_Work to do_. Find every line in the records below that contains the word "structured", and copy each such line.

_Dataset_.
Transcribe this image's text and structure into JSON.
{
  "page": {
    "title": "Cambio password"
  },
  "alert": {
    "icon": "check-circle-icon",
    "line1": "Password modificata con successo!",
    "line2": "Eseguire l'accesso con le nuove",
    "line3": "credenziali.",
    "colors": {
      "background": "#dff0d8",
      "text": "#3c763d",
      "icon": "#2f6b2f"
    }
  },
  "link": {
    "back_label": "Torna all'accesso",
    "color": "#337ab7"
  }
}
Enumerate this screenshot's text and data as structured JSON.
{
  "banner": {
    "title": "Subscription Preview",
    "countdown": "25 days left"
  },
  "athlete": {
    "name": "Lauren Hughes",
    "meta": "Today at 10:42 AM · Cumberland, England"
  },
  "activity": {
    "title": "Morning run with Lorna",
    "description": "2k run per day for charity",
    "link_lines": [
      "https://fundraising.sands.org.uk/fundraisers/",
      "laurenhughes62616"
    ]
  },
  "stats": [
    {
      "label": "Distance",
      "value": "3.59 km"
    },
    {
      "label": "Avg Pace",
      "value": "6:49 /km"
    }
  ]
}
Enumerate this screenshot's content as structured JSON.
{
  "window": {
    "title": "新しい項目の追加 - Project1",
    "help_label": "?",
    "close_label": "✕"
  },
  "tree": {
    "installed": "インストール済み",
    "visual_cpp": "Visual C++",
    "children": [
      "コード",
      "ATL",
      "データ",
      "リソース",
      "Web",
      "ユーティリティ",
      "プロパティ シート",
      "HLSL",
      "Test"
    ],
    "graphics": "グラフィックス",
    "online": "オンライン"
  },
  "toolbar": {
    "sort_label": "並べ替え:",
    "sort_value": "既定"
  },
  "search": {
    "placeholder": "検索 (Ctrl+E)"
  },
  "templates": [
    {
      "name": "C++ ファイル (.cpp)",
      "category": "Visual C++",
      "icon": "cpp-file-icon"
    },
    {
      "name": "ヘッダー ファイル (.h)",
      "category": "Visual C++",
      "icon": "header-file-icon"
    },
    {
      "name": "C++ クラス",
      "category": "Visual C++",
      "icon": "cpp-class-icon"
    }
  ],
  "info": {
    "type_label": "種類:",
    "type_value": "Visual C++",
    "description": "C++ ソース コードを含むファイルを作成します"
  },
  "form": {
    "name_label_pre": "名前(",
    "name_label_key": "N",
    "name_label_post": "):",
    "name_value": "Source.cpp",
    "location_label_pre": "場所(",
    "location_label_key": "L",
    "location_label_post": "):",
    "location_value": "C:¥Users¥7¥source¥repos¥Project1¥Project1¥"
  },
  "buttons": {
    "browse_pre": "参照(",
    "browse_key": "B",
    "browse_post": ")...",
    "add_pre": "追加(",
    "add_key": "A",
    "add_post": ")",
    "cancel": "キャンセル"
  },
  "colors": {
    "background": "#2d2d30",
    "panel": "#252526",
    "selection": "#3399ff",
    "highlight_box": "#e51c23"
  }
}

_Result_.
Enumerate this screenshot's text and data as structured JSON.
Enumerate this screenshot's content as structured JSON.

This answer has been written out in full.